▸ **Set exercise**
Only the lines holding the string "html" are needed. Copy each one.

▸ **Material provided**
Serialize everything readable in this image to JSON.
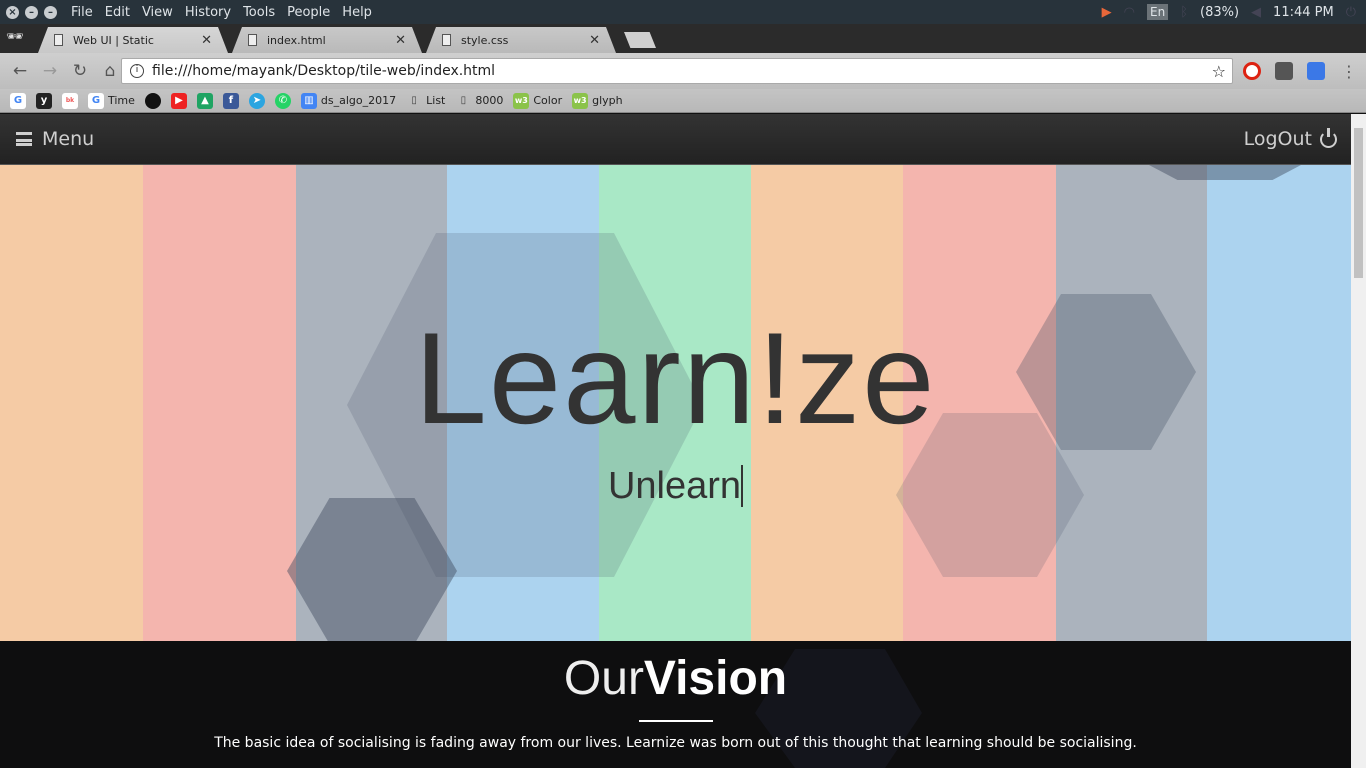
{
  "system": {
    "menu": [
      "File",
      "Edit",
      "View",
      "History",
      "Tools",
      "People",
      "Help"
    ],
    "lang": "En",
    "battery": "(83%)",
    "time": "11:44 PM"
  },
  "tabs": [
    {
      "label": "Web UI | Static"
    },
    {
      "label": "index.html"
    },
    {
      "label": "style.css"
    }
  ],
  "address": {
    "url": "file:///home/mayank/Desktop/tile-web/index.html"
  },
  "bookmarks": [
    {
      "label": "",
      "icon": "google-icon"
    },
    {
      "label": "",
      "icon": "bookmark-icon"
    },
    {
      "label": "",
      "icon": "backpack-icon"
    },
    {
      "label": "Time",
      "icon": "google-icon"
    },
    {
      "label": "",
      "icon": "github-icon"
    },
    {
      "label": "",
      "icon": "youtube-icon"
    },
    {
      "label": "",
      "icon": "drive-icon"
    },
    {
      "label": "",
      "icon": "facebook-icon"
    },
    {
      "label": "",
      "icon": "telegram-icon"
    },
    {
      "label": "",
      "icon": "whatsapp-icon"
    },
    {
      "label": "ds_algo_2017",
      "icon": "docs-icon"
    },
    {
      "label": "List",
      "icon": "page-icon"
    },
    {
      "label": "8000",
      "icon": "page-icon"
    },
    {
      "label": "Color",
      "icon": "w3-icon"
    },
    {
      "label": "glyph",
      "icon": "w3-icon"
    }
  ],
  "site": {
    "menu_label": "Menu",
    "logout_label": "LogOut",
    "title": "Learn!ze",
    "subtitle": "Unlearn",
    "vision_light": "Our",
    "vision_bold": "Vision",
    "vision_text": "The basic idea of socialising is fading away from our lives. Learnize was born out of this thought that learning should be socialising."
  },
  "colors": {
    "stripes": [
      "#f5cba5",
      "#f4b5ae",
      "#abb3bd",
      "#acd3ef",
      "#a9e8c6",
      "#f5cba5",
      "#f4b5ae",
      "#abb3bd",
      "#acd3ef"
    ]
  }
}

▸ **Task solution**
      "label": "index.html"
    "url": "file:///home/mayank/Desktop/tile-web/index.html"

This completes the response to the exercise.